[PROBLEM 1]: Report every line of the records below that contains the string "Internship", treating uppercase and lowercase letters as different.

[TEXT]:
>>>

Fix performance of top_p and top_k calculations

HabanaAI · Oct 30, 2024 · bc6e304 · bc6e304
1 parent 94858b5
commit bc6e304
Showing 1 changed file with 6 additions and 6 deletions.
diff --git a/vllm/model_executor/layers/sampler.py b/vllm/model_executor/layers/sampler.py
@@ -267,12 +267,12 @@ def forward(
 
         if do_top_p_top_k and flashinfer_top_k_top_p_sampling is None:
             # If we have a scalar p and k, we can use the optimized version.
-            logits = torch.where(
-                self._scalar_p_and_k,
-                self._apply_top_k_top_p_opt(logits, self._top_p_scalar,
-                                            self._top_k_scalar),
-                _apply_top_k_top_p(logits, sampling_tensors.top_ps,
-                                   sampling_tensors.top_ks))

<<<

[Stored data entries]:
>>>

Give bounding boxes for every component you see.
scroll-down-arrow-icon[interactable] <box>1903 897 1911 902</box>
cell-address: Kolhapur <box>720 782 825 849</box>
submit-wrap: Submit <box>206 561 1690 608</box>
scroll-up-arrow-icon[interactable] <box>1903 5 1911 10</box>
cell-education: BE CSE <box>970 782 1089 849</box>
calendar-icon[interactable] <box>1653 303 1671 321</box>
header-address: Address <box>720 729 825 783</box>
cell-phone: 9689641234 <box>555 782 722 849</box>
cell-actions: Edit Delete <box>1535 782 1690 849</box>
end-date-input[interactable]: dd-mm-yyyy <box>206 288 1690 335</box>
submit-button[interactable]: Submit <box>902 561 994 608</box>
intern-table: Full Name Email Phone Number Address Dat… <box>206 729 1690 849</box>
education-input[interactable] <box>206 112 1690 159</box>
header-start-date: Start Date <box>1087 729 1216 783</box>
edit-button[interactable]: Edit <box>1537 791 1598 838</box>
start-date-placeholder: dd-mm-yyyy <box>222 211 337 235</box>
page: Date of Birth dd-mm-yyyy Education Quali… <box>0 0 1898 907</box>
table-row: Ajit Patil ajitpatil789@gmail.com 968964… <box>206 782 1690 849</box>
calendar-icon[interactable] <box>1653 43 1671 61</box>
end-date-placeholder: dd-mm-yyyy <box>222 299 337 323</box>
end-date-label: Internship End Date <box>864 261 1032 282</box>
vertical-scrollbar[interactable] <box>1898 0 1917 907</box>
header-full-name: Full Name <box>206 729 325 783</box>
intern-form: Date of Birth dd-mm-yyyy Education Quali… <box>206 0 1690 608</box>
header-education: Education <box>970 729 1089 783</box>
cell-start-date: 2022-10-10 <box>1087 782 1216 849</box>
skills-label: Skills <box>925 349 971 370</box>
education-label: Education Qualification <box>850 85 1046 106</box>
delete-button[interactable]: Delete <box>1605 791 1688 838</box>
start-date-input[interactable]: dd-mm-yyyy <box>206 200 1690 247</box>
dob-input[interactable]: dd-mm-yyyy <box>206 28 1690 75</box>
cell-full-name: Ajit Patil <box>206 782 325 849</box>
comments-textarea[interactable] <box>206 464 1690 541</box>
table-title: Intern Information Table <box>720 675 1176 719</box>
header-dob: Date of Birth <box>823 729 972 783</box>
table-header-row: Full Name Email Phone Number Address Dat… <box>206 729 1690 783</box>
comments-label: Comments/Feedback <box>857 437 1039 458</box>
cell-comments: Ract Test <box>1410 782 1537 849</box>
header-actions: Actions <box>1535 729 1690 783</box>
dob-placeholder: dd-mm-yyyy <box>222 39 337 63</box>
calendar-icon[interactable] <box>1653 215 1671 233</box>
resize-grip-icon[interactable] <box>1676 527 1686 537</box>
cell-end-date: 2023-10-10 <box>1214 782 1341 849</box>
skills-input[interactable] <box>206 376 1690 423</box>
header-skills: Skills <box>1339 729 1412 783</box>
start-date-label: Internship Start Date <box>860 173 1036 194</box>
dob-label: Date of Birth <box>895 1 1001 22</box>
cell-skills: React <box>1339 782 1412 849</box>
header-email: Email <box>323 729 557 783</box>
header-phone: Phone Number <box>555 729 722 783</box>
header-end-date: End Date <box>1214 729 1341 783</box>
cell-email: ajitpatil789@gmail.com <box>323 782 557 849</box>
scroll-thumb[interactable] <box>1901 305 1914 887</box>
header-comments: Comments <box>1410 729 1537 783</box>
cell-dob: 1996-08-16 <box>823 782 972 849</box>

<<<

[PROBLEM 2]: Continue the commit page on top_p and top_k performance from the point where it ends.

[EXPECTED OUTPUT 1]:
end-date-label: Internship End Date <box>864 261 1032 282</box>
start-date-label: Internship Start Date <box>860 173 1036 194</box>

[EXPECTED OUTPUT 2]:
+            if self._scalar_p_and_k.any():
+                logits = self._apply_top_k_top_p_opt(logits, self._top_p_scalar.item(),
+                                                     self._top_k_scalar.item())
+            else:
+                logits = _apply_top_k_top_p(logits, sampling_tensors.top_ps,
+                                            sampling_tensors.top_ks)
 
         if do_min_p:
             logits = _apply_min_p(logits, sampling_tensors.min_ps)